The request:
According to the documentation excerpt on the regDML estimator, why can the whole estimation procedure be repeated S times? Answer in one to three sentences.

Selected extract:

[BEGIN]

If the safety device is applicable, the list regDML_safety_statistics contains the following additional entries:
message_safetySpecifies whether the safety device was applicable.
gamma_safetyChosen regularization parameter of the safety device.
If the safety device is not applicable, the list regDML_safety_statistics contains message_safety as its only entry.
The list regDML_statistics contains the following additional entry:
gamma_optChosen optimal regularization parameter.
The list regDML_all_gamma_statistics is a list of the same length as the grid gamma, where each individual list is of the structure just described.
The estimator of \(\beta_0\) is computed using sample splitting and
cross-fitting.
Irrespective of which methods are performed,
the data is split into K sets that are equally large
if possible. For each such set, the nuisance parameters
(that is, the conditional expectations \(E[A|W]\), \(E[X|W]\),
and \(E[Y|W]\)) are estimated on its complement and evaluated on the
set itself. If DML = "DML1", then K individual
estimators are computed for each
of the K data sets and are then averaged. If DML = "DML2",
the nuisance parameter matrices are first assembled before the estimator
of \(\beta_0\) is computed. This enhances stability of the coefficient
estimator compared to "DML1". If K = 1, no sample splitting
is performed. In this case, the nuisance parameters are estimated and
predicted on the full sample.
The whole estimation procedure can be repeated S times to
account for the randomness introduced by the random sample splits.
The S repetitions can be run in parallel by specifying the
arguments parallel and ncpus.
The S estimators of \(\beta_0\) are aggregated by taking the
median of them. The S variance-covariance matrices are aggregated
by first adding a correction term to them that accounts for the random
splitting and by afterwards taking the median of the corrected
variance-covariance matrices. If \(d > 1\), it can happen that this
final matrix is not positive definite anymore, in which case the mean
is considered instead.

[END]

Given records:
[BEGIN]

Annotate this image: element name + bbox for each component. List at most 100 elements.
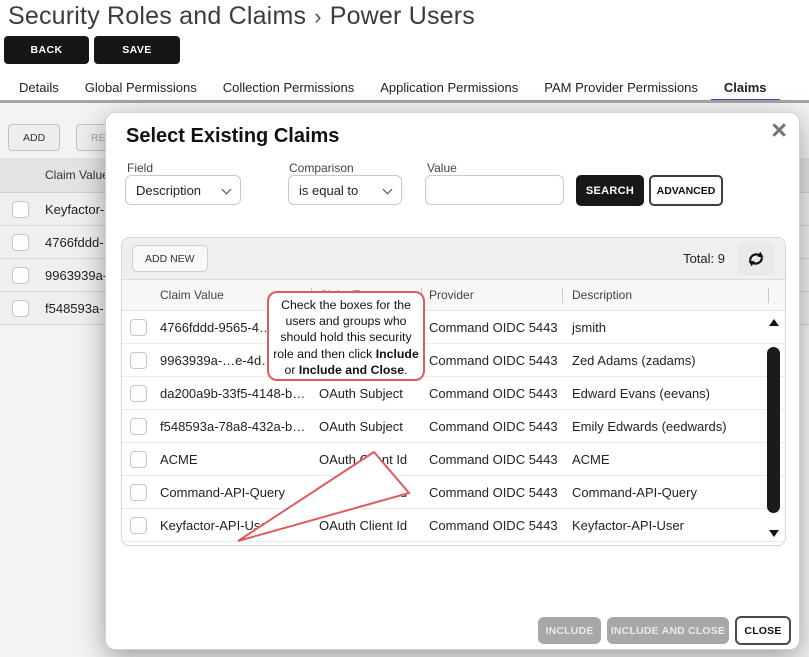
close-button[interactable]: CLOSE: [735, 616, 791, 645]
breadcrumb-current: Power Users: [330, 2, 475, 30]
callout-text: Include and Close: [299, 363, 404, 377]
back-button[interactable]: BACK: [4, 36, 89, 64]
row-checkbox[interactable]: [130, 319, 147, 336]
claim-value-cell: Command-API-Query: [160, 485, 311, 500]
row-checkbox[interactable]: [12, 234, 29, 251]
description-cell: jsmith: [562, 320, 785, 335]
include-button[interactable]: INCLUDE: [538, 617, 601, 644]
tab-claims[interactable]: Claims: [711, 75, 780, 103]
select-existing-claims-modal: × Select Existing Claims Field Compariso…: [105, 112, 800, 650]
callout: Check the boxes for the users and groups…: [267, 291, 425, 381]
callout-text: Include: [376, 347, 419, 361]
claim-row: da200a9b-33f5-4148-b…OAuth SubjectComman…: [122, 377, 785, 410]
comparison-select[interactable]: is equal to: [288, 175, 402, 205]
claim-row: ACMEOAuth Client IdCommand OIDC 5443ACME: [122, 443, 785, 476]
close-icon[interactable]: ×: [771, 117, 787, 144]
background-claim-value-header: Claim Value: [45, 168, 109, 182]
refresh-icon: [746, 249, 766, 269]
description-cell: Edward Evans (eevans): [562, 386, 785, 401]
add-new-button[interactable]: ADD NEW: [132, 245, 208, 272]
field-select[interactable]: Description: [125, 175, 241, 205]
row-checkbox[interactable]: [130, 385, 147, 402]
claim-value-cell: f548593a-: [45, 301, 104, 316]
field-select-value: Description: [136, 183, 201, 198]
grid-toolbar: ADD NEW Total: 9: [122, 238, 785, 280]
column-separator: [562, 288, 563, 303]
provider-cell: Command OIDC 5443: [421, 452, 562, 467]
page-title: Security Roles and Claims › Power Users: [8, 2, 475, 31]
scroll-up-icon[interactable]: [769, 319, 779, 326]
scrollbar[interactable]: [766, 315, 782, 541]
claim-type-cell: OAuth Subject: [311, 419, 421, 434]
scroll-down-icon[interactable]: [769, 530, 779, 537]
claim-value-cell: f548593a-78a8-432a-b…: [160, 419, 311, 434]
search-button[interactable]: SEARCH: [576, 175, 644, 206]
provider-cell: Command OIDC 5443: [421, 419, 562, 434]
claim-value-cell: Keyfactor-API-User: [160, 518, 311, 533]
chevron-down-icon: [222, 185, 232, 195]
provider-cell: Command OIDC 5443: [421, 353, 562, 368]
total-count: Total: 9: [683, 251, 725, 266]
comparison-label: Comparison: [289, 161, 354, 175]
add-button[interactable]: ADD: [8, 124, 60, 151]
claim-type-cell: OAuth Client Id: [311, 452, 421, 467]
description-cell: Emily Edwards (eedwards): [562, 419, 785, 434]
refresh-button[interactable]: [737, 243, 775, 275]
column-header-description[interactable]: Description: [562, 288, 785, 302]
tab-bar: DetailsGlobal PermissionsCollection Perm…: [6, 76, 780, 103]
row-checkbox[interactable]: [130, 352, 147, 369]
description-cell: Zed Adams (zadams): [562, 353, 785, 368]
column-header-provider[interactable]: Provider: [421, 288, 562, 302]
tab-details[interactable]: Details: [6, 75, 72, 103]
row-checkbox[interactable]: [12, 201, 29, 218]
value-input[interactable]: [425, 175, 564, 205]
provider-cell: Command OIDC 5443: [421, 485, 562, 500]
claim-value-cell: 9963939a-: [45, 268, 107, 283]
modal-title: Select Existing Claims: [126, 125, 339, 148]
claim-row: 9963939a-…e-4d…OAuth SubjectCommand OIDC…: [122, 344, 785, 377]
claim-type-cell: OAuth Client Id: [311, 518, 421, 533]
save-button[interactable]: SAVE: [94, 36, 180, 64]
breadcrumb-root: Security Roles and Claims: [8, 2, 306, 30]
grid-body: 4766fddd-9565-4…OAuth SubjectCommand OID…: [122, 311, 785, 542]
claim-value-cell: ACME: [160, 452, 311, 467]
advanced-button[interactable]: ADVANCED: [649, 175, 723, 206]
row-checkbox[interactable]: [12, 267, 29, 284]
column-separator: [768, 288, 769, 303]
claim-type-cell: OAuth Client Id: [311, 485, 421, 500]
claims-grid: ADD NEW Total: 9 Claim Value Claim Type …: [121, 237, 786, 546]
row-checkbox[interactable]: [130, 418, 147, 435]
callout-text: .: [404, 363, 407, 377]
row-checkbox[interactable]: [130, 451, 147, 468]
description-cell: ACME: [562, 452, 785, 467]
row-checkbox[interactable]: [130, 484, 147, 501]
field-label: Field: [127, 161, 153, 175]
row-checkbox[interactable]: [12, 300, 29, 317]
tab-global-permissions[interactable]: Global Permissions: [72, 75, 210, 103]
breadcrumb-separator-icon: ›: [314, 4, 322, 29]
include-and-close-button[interactable]: INCLUDE AND CLOSE: [607, 617, 729, 644]
description-cell: Command-API-Query: [562, 485, 785, 500]
row-checkbox[interactable]: [130, 517, 147, 534]
value-label: Value: [427, 161, 457, 175]
scrollbar-thumb[interactable]: [767, 347, 780, 513]
description-cell: Keyfactor-API-User: [562, 518, 785, 533]
grid-header-row: Claim Value Claim Type Provider Descript…: [122, 280, 785, 311]
claim-value-cell: da200a9b-33f5-4148-b…: [160, 386, 311, 401]
callout-text: or: [284, 363, 298, 377]
claim-row: f548593a-78a8-432a-b…OAuth SubjectComman…: [122, 410, 785, 443]
claim-row: Keyfactor-API-UserOAuth Client IdCommand…: [122, 509, 785, 542]
claim-value-cell: Keyfactor-: [45, 202, 104, 217]
claim-value-cell: 4766fddd-: [45, 235, 104, 250]
chevron-down-icon: [383, 185, 393, 195]
claim-row: Command-API-QueryOAuth Client IdCommand …: [122, 476, 785, 509]
claim-row: 4766fddd-9565-4…OAuth SubjectCommand OID…: [122, 311, 785, 344]
tab-pam-provider-permissions[interactable]: PAM Provider Permissions: [531, 75, 711, 103]
tab-application-permissions[interactable]: Application Permissions: [367, 75, 531, 103]
provider-cell: Command OIDC 5443: [421, 320, 562, 335]
provider-cell: Command OIDC 5443: [421, 518, 562, 533]
claim-type-cell: OAuth Subject: [311, 386, 421, 401]
comparison-select-value: is equal to: [299, 183, 358, 198]
tab-collection-permissions[interactable]: Collection Permissions: [210, 75, 368, 103]
provider-cell: Command OIDC 5443: [421, 386, 562, 401]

[END]

Solved exercise:
The procedure can be repeated S times to account for the randomness that the random sample splits introduce.